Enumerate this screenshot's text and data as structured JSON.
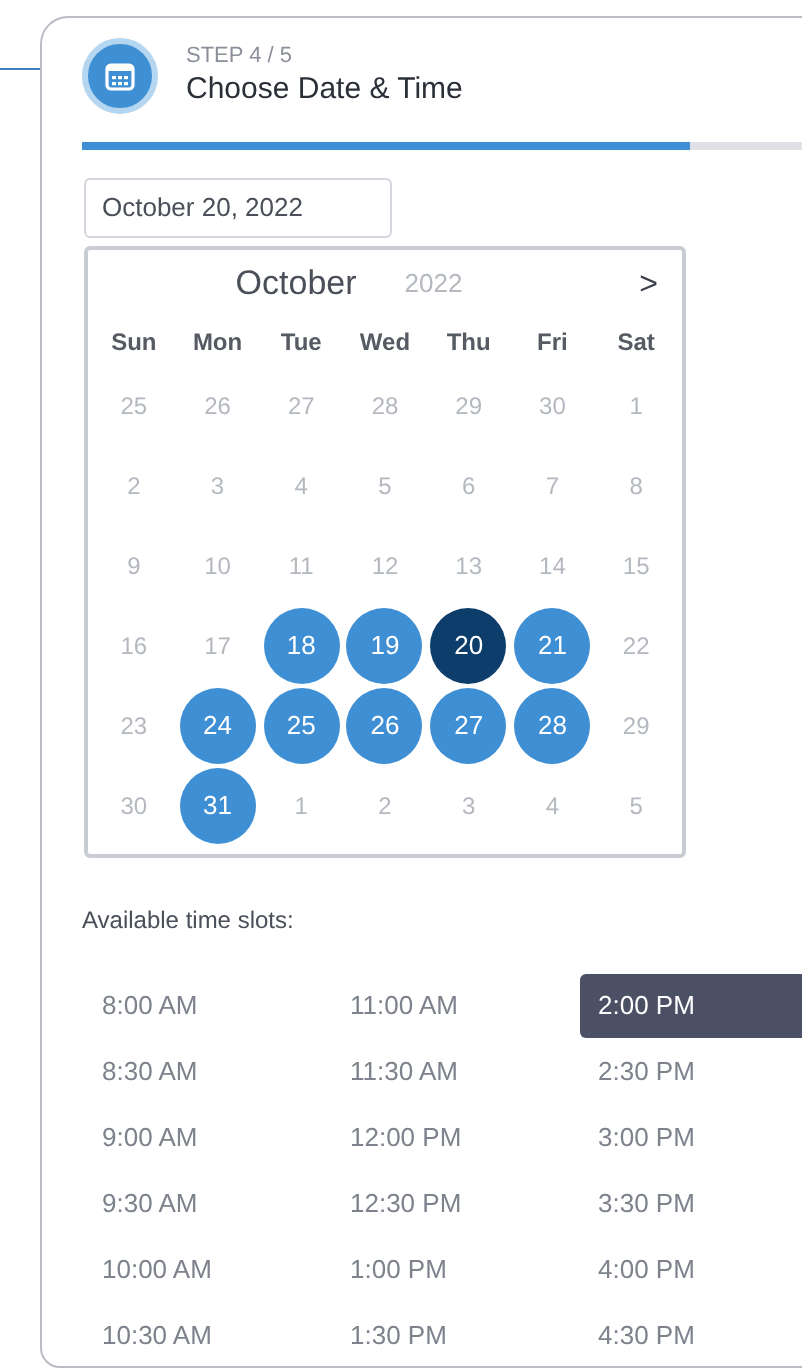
{
  "step": {
    "label": "STEP 4 / 5",
    "title": "Choose Date & Time",
    "level": 0.8
  },
  "date_field": {
    "value": "October 20, 2022"
  },
  "calendar": {
    "month": "October",
    "year": "2022",
    "next": ">",
    "weekdays": [
      "Sun",
      "Mon",
      "Tue",
      "Wed",
      "Thu",
      "Fri",
      "Sat"
    ],
    "days": [
      {
        "label": "25",
        "available": false,
        "selected": false
      },
      {
        "label": "26",
        "available": false,
        "selected": false
      },
      {
        "label": "27",
        "available": false,
        "selected": false
      },
      {
        "label": "28",
        "available": false,
        "selected": false
      },
      {
        "label": "29",
        "available": false,
        "selected": false
      },
      {
        "label": "30",
        "available": false,
        "selected": false
      },
      {
        "label": "1",
        "available": false,
        "selected": false
      },
      {
        "label": "2",
        "available": false,
        "selected": false
      },
      {
        "label": "3",
        "available": false,
        "selected": false
      },
      {
        "label": "4",
        "available": false,
        "selected": false
      },
      {
        "label": "5",
        "available": false,
        "selected": false
      },
      {
        "label": "6",
        "available": false,
        "selected": false
      },
      {
        "label": "7",
        "available": false,
        "selected": false
      },
      {
        "label": "8",
        "available": false,
        "selected": false
      },
      {
        "label": "9",
        "available": false,
        "selected": false
      },
      {
        "label": "10",
        "available": false,
        "selected": false
      },
      {
        "label": "11",
        "available": false,
        "selected": false
      },
      {
        "label": "12",
        "available": false,
        "selected": false
      },
      {
        "label": "13",
        "available": false,
        "selected": false
      },
      {
        "label": "14",
        "available": false,
        "selected": false
      },
      {
        "label": "15",
        "available": false,
        "selected": false
      },
      {
        "label": "16",
        "available": false,
        "selected": false
      },
      {
        "label": "17",
        "available": false,
        "selected": false
      },
      {
        "label": "18",
        "available": true,
        "selected": false
      },
      {
        "label": "19",
        "available": true,
        "selected": false
      },
      {
        "label": "20",
        "available": true,
        "selected": true
      },
      {
        "label": "21",
        "available": true,
        "selected": false
      },
      {
        "label": "22",
        "available": false,
        "selected": false
      },
      {
        "label": "23",
        "available": false,
        "selected": false
      },
      {
        "label": "24",
        "available": true,
        "selected": false
      },
      {
        "label": "25",
        "available": true,
        "selected": false
      },
      {
        "label": "26",
        "available": true,
        "selected": false
      },
      {
        "label": "27",
        "available": true,
        "selected": false
      },
      {
        "label": "28",
        "available": true,
        "selected": false
      },
      {
        "label": "29",
        "available": false,
        "selected": false
      },
      {
        "label": "30",
        "available": false,
        "selected": false
      },
      {
        "label": "31",
        "available": true,
        "selected": false
      },
      {
        "label": "1",
        "available": false,
        "selected": false
      },
      {
        "label": "2",
        "available": false,
        "selected": false
      },
      {
        "label": "3",
        "available": false,
        "selected": false
      },
      {
        "label": "4",
        "available": false,
        "selected": false
      },
      {
        "label": "5",
        "available": false,
        "selected": false
      }
    ]
  },
  "time_slots": {
    "heading": "Available time slots:",
    "columns": [
      [
        {
          "label": "8:00 AM",
          "selected": false
        },
        {
          "label": "8:30 AM",
          "selected": false
        },
        {
          "label": "9:00 AM",
          "selected": false
        },
        {
          "label": "9:30 AM",
          "selected": false
        },
        {
          "label": "10:00 AM",
          "selected": false
        },
        {
          "label": "10:30 AM",
          "selected": false
        }
      ],
      [
        {
          "label": "11:00 AM",
          "selected": false
        },
        {
          "label": "11:30 AM",
          "selected": false
        },
        {
          "label": "12:00 PM",
          "selected": false
        },
        {
          "label": "12:30 PM",
          "selected": false
        },
        {
          "label": "1:00 PM",
          "selected": false
        },
        {
          "label": "1:30 PM",
          "selected": false
        }
      ],
      [
        {
          "label": "2:00 PM",
          "selected": true
        },
        {
          "label": "2:30 PM",
          "selected": false
        },
        {
          "label": "3:00 PM",
          "selected": false
        },
        {
          "label": "3:30 PM",
          "selected": false
        },
        {
          "label": "4:00 PM",
          "selected": false
        },
        {
          "label": "4:30 PM",
          "selected": false
        }
      ]
    ]
  }
}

──────

# Task objective
Find the lines containing "October" and list every one of them.

# Task solution
    "value": "October 20, 2022"
    "month": "October",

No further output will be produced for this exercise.